#### Extracted data entries

####

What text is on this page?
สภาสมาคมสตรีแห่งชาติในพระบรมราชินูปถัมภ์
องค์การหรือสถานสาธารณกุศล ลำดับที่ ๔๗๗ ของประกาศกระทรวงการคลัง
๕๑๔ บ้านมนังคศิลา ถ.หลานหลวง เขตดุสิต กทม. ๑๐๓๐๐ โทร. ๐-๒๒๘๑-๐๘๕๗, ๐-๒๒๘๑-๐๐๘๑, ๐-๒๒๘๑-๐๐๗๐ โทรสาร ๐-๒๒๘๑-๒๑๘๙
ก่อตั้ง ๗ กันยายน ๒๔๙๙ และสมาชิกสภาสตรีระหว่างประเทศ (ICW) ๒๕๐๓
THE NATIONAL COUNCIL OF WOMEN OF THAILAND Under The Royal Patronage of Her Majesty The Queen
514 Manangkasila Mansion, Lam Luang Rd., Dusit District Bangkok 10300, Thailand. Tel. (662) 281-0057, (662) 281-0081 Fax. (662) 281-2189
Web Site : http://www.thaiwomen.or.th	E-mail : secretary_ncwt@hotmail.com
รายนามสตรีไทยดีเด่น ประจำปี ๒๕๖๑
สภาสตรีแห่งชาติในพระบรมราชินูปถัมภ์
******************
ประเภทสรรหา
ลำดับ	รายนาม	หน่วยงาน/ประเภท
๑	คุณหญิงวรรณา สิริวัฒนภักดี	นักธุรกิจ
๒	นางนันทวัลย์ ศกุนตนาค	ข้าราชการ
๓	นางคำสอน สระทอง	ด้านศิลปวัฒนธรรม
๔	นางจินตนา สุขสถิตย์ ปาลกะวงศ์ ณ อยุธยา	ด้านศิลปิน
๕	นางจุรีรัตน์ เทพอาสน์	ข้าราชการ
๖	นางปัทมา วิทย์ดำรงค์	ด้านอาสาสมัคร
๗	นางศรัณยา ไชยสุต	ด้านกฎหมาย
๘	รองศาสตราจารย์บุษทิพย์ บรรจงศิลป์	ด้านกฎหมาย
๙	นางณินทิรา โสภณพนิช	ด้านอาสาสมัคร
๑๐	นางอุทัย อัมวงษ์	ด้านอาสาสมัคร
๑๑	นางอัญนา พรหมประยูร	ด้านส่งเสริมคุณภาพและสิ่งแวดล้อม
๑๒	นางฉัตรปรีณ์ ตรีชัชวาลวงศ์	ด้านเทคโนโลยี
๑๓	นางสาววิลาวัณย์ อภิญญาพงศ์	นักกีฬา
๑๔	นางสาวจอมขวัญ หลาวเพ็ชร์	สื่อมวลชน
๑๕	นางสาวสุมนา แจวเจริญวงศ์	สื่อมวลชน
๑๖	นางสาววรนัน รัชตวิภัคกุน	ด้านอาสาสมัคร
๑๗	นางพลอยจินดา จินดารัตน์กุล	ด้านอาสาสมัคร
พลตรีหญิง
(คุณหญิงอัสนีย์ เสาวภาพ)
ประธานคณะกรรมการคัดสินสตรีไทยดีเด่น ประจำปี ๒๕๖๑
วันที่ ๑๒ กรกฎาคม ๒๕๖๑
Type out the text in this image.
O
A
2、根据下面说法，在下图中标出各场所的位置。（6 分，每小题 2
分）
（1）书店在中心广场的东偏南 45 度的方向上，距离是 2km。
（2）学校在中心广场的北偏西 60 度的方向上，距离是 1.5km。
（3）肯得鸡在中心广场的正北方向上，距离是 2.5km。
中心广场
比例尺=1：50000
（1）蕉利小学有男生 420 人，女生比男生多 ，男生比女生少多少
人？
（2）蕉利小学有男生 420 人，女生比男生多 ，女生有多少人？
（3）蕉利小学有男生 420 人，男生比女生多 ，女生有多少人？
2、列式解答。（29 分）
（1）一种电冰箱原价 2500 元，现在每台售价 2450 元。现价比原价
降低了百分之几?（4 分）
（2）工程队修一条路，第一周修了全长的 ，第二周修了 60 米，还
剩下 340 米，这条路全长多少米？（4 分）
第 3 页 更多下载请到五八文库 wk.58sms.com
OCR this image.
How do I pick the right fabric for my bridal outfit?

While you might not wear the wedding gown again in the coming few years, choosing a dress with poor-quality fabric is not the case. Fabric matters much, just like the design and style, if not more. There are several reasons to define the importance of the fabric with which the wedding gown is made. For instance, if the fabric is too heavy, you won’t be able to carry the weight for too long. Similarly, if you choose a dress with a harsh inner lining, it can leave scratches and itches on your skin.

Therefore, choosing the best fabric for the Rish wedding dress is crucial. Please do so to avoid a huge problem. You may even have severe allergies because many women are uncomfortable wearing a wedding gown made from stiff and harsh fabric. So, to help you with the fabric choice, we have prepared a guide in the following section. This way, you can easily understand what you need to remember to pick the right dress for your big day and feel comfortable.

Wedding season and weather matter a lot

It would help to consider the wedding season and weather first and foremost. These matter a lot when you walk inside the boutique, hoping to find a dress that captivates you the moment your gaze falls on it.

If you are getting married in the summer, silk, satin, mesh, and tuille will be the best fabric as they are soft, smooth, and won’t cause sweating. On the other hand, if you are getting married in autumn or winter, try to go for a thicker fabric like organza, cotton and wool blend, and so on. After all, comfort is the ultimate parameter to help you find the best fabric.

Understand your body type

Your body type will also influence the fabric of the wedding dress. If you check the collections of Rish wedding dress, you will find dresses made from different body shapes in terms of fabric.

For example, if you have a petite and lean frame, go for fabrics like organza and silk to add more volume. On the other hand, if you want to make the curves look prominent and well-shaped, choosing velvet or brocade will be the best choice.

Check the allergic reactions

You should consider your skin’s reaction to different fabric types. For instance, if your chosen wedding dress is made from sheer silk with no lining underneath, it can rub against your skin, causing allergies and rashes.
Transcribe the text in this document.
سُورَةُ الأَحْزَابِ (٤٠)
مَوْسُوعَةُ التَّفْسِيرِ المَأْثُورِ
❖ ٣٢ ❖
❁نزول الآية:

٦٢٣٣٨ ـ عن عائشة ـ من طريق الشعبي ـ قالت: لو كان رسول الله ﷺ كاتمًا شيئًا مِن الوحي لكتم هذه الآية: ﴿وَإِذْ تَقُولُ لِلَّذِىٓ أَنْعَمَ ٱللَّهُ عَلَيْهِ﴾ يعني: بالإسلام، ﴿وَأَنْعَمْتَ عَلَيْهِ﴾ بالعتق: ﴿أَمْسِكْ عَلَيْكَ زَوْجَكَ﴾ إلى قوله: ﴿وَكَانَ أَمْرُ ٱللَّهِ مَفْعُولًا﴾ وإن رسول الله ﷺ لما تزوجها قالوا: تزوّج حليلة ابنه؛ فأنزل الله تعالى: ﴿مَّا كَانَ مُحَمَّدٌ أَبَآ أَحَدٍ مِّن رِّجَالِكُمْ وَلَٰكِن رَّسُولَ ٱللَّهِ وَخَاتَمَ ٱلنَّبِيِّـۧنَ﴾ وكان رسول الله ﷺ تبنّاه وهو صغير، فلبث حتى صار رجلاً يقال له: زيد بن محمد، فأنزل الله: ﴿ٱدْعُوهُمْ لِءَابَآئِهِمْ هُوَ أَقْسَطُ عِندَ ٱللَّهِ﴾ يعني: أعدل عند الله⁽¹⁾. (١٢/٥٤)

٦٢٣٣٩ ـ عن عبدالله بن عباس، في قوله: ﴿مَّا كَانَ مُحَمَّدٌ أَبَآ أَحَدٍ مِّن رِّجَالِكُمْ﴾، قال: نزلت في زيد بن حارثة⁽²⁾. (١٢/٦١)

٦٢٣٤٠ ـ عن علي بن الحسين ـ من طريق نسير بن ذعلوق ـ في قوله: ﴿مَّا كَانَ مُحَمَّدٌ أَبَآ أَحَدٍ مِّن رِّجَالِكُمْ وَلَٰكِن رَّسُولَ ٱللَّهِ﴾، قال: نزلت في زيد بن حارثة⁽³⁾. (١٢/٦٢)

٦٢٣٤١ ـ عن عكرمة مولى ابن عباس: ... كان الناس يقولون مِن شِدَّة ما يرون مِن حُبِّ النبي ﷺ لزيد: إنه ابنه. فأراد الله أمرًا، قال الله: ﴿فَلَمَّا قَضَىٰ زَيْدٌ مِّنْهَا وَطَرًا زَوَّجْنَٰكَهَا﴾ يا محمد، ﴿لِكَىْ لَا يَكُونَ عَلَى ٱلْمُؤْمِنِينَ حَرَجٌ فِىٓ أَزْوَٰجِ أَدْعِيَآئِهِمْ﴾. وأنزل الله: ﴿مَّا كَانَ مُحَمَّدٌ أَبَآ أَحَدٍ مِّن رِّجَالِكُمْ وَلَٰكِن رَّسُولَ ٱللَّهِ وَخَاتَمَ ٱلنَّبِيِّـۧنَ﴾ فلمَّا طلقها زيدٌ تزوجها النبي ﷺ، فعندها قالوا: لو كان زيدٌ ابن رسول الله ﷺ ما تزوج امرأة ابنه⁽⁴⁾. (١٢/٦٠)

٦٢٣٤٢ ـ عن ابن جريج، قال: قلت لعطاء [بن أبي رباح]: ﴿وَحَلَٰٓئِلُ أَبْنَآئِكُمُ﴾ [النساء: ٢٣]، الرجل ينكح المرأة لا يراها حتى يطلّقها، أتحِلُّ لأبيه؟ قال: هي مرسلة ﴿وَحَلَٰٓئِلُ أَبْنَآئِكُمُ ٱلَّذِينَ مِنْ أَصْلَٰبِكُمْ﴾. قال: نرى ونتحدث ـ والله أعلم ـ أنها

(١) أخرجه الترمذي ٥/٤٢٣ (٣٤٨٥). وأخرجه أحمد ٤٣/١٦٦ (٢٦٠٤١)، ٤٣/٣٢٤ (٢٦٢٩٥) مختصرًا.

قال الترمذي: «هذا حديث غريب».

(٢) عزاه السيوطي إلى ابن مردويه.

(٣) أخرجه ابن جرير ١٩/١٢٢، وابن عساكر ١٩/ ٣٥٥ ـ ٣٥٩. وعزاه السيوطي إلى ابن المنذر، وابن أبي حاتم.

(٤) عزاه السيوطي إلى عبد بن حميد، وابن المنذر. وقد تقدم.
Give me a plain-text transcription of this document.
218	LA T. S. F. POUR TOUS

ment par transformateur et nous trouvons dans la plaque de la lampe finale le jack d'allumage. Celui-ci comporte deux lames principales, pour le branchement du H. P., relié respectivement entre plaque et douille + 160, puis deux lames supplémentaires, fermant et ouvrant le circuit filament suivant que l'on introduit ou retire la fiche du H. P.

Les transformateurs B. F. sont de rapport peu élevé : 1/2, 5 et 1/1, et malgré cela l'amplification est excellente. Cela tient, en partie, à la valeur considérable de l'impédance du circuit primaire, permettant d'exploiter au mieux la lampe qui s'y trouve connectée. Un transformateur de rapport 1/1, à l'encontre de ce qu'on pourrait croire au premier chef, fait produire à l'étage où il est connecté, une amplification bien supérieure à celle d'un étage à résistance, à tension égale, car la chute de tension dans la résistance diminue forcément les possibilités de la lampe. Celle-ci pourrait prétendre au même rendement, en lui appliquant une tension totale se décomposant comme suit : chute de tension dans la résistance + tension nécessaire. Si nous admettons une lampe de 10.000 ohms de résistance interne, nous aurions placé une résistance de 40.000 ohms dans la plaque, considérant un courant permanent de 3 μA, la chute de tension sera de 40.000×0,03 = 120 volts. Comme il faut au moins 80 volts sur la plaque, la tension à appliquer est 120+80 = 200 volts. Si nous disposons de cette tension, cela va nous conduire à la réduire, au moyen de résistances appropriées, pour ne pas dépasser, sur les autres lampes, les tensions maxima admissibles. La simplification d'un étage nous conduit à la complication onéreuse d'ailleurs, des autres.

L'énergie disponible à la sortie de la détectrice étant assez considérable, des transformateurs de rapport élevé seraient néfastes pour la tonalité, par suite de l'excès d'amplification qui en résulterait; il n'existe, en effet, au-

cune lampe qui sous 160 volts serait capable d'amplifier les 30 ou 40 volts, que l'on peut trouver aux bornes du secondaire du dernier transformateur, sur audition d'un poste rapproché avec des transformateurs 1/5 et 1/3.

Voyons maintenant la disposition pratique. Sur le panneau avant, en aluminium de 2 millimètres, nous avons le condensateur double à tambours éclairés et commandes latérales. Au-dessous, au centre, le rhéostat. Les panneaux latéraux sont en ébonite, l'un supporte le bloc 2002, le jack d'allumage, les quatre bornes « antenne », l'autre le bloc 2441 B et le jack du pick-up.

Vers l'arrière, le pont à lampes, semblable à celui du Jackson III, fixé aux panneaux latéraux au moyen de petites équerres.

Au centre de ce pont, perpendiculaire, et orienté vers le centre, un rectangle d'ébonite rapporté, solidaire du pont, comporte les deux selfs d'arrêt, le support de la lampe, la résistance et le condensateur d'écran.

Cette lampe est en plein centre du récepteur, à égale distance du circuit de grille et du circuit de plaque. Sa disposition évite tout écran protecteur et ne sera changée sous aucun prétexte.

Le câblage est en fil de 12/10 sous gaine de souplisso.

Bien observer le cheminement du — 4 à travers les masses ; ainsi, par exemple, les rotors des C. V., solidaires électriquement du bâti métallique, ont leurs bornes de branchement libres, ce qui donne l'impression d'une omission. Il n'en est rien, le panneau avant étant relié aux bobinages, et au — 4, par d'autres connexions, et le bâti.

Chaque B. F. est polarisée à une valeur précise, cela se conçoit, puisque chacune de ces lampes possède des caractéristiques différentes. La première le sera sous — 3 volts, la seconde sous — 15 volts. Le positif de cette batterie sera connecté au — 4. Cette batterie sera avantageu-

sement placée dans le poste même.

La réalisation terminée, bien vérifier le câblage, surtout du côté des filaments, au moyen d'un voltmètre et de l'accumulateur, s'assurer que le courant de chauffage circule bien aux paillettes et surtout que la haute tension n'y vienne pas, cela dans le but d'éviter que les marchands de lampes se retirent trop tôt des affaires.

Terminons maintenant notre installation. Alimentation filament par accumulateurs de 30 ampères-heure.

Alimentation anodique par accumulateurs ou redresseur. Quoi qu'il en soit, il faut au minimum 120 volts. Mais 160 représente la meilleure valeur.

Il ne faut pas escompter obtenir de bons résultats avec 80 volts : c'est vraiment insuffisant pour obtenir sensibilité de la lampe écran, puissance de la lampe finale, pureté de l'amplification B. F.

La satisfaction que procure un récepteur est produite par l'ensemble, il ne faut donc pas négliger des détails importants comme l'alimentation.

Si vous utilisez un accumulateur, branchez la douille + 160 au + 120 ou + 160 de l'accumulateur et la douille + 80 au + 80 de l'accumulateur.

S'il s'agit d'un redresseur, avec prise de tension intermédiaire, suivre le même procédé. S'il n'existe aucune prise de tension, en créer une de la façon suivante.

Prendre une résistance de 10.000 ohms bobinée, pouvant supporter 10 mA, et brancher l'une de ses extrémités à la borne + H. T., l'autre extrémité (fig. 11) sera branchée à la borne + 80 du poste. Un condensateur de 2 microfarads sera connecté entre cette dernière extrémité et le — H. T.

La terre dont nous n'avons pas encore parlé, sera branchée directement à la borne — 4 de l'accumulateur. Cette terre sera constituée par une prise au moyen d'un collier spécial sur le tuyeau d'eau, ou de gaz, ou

####

#### EXERCISE
Read through the entries and copy every line that includes "élevé".

#### EXERCISE SOLUTION
Les transformateurs B. F. sont de rapport peu élevé : 1/2, 5 et 1/1, et malgré cela l'amplification est excellente. Cela tient, en partie, à la valeur considérable de l'impédance du circuit primaire, permettant d'exploiter au mieux la lampe qui s'y trouve connectée. Un transformateur de rapport 1/1, à l'encontre de ce qu'on pourrait croire au premier chef, fait produire à l'étage où il est connecté, une amplification bien supérieure à celle d'un étage à résistance, à tension égale, car la chute de tension dans la résistance diminue forcément les possibilités de la lampe. Celle-ci pourrait prétendre au même rendement, en lui appliquant une tension totale se décomposant comme suit : chute de tension dans la résistance + tension nécessaire. Si nous admettons une lampe de 10.000 ohms de résistance interne, nous aurions placé une résistance de 40.000 ohms dans la plaque, considérant un courant permanent de 3 μA, la chute de tension sera de 40.000×0,03 = 120 volts. Comme il faut au moins 80 volts sur la plaque, la tension à appliquer est 120+80 = 200 volts. Si nous disposons de cette tension, cela va nous conduire à la réduire, au moyen de résistances appropriées, pour ne pas dépasser, sur les autres lampes, les tensions maxima admissibles. La simplification d'un étage nous conduit à la complication onéreuse d'ailleurs, des autres.
L'énergie disponible à la sortie de la détectrice étant assez considérable, des transformateurs de rapport élevé seraient néfastes pour la tonalité, par suite de l'excès d'amplification qui en résulterait; il n'existe, en effet, au-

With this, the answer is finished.